Exercise description:
Copy out all lines in the data below containing the string "JSON".
-------- Given data
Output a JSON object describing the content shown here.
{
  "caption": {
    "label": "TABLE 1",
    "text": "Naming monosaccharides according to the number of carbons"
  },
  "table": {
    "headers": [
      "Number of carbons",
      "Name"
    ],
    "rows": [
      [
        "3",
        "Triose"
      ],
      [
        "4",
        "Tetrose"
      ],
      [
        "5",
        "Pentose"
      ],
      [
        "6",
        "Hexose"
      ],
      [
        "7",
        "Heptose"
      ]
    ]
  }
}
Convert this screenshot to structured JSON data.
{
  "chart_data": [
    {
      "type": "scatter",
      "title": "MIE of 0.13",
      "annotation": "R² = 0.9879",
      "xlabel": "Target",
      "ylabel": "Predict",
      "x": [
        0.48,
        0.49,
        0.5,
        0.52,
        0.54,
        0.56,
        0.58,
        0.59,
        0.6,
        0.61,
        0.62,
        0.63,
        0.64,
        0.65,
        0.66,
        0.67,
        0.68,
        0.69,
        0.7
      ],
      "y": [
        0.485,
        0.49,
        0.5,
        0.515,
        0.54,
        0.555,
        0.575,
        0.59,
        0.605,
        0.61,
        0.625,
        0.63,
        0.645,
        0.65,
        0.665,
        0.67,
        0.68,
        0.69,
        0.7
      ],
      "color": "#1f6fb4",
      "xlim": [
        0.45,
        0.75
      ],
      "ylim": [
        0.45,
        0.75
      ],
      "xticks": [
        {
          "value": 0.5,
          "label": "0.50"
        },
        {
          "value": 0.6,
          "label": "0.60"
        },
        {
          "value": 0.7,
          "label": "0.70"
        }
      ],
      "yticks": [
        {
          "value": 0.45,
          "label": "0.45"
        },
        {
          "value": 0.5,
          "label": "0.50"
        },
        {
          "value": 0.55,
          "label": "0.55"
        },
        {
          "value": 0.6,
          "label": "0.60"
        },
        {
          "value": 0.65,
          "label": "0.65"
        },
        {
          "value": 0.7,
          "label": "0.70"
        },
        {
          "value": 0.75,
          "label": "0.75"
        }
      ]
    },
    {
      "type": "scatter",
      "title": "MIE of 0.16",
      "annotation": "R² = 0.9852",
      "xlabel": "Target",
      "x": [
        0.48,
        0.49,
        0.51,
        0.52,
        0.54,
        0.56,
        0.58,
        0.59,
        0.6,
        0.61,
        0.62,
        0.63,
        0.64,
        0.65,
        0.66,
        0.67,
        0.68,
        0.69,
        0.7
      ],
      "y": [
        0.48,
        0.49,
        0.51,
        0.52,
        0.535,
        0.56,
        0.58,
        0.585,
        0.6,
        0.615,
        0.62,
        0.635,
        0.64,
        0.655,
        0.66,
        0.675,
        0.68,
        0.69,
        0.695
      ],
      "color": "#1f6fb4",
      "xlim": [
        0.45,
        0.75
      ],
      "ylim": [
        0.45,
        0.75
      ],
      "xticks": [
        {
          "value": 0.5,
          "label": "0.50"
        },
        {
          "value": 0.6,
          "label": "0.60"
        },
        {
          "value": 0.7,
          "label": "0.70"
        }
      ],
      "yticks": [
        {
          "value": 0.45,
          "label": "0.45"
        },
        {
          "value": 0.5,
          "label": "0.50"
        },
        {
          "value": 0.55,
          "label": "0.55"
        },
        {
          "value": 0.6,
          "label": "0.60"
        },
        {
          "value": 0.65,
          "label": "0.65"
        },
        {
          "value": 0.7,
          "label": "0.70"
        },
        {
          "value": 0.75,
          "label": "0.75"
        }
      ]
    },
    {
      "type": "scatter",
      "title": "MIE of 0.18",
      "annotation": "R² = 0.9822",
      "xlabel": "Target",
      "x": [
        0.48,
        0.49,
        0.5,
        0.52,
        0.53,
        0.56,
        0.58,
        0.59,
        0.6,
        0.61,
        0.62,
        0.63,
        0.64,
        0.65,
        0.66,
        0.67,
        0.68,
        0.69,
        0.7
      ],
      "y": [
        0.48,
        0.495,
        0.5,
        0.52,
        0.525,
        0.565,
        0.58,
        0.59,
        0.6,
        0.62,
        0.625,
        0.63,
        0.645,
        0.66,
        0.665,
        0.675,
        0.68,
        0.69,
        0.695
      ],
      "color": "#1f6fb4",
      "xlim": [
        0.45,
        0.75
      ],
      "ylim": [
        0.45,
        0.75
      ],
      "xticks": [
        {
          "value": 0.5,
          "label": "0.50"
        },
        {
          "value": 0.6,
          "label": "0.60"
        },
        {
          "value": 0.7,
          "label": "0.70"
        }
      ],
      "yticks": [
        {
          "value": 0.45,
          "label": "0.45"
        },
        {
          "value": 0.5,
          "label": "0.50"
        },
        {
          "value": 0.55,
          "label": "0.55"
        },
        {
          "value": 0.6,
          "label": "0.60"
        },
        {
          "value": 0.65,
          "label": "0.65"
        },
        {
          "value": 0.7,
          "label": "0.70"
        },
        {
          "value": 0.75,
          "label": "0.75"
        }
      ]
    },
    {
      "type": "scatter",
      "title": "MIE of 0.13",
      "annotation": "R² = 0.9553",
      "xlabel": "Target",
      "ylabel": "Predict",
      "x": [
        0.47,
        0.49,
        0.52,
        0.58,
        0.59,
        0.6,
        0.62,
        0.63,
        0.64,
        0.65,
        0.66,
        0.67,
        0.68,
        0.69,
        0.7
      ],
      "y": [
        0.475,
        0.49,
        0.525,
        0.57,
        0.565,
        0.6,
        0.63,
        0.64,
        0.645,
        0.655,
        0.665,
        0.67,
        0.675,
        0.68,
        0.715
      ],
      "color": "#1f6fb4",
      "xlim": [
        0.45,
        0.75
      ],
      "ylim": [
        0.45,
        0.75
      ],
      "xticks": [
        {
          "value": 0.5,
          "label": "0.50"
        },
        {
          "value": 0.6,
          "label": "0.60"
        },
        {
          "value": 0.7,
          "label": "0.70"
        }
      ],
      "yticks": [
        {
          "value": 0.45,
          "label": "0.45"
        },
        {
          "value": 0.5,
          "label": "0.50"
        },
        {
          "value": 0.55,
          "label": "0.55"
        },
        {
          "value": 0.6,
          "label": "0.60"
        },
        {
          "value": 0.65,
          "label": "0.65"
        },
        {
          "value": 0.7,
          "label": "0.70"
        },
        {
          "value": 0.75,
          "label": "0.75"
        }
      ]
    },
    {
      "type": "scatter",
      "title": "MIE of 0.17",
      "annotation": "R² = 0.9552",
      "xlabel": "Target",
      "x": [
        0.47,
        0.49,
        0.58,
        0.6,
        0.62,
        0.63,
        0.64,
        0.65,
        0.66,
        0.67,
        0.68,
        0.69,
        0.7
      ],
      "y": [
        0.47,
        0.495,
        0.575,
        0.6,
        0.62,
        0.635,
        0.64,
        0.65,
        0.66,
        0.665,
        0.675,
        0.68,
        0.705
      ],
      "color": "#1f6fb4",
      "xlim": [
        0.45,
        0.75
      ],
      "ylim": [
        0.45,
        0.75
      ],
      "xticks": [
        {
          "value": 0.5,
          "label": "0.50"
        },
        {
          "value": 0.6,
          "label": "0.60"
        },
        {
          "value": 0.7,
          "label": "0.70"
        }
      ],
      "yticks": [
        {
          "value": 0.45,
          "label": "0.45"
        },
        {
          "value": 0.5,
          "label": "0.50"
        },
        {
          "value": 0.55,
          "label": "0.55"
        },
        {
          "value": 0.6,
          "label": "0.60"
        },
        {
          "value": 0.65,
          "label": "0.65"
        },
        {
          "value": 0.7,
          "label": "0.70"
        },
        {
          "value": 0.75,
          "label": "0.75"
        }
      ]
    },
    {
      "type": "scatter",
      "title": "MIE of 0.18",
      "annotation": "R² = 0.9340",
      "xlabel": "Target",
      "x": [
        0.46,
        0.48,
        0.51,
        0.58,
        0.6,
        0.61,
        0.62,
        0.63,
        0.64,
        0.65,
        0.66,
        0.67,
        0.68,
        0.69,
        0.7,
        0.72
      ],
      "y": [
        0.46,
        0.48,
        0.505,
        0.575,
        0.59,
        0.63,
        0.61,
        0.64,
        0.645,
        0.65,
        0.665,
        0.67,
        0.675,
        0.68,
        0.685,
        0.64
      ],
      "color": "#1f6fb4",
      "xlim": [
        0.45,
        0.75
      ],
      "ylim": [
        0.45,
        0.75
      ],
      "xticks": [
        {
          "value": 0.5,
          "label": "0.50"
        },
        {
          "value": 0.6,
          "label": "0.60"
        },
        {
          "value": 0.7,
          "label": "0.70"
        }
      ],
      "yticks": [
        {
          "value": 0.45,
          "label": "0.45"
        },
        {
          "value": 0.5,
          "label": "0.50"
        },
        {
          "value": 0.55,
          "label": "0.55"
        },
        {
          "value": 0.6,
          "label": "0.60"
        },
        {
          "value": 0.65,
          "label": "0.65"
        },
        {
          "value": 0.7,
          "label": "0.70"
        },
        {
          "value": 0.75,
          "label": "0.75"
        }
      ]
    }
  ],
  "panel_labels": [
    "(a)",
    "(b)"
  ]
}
----------------
Written solution:
Output a JSON object describing the content shown here.
Convert this screenshot to structured JSON data.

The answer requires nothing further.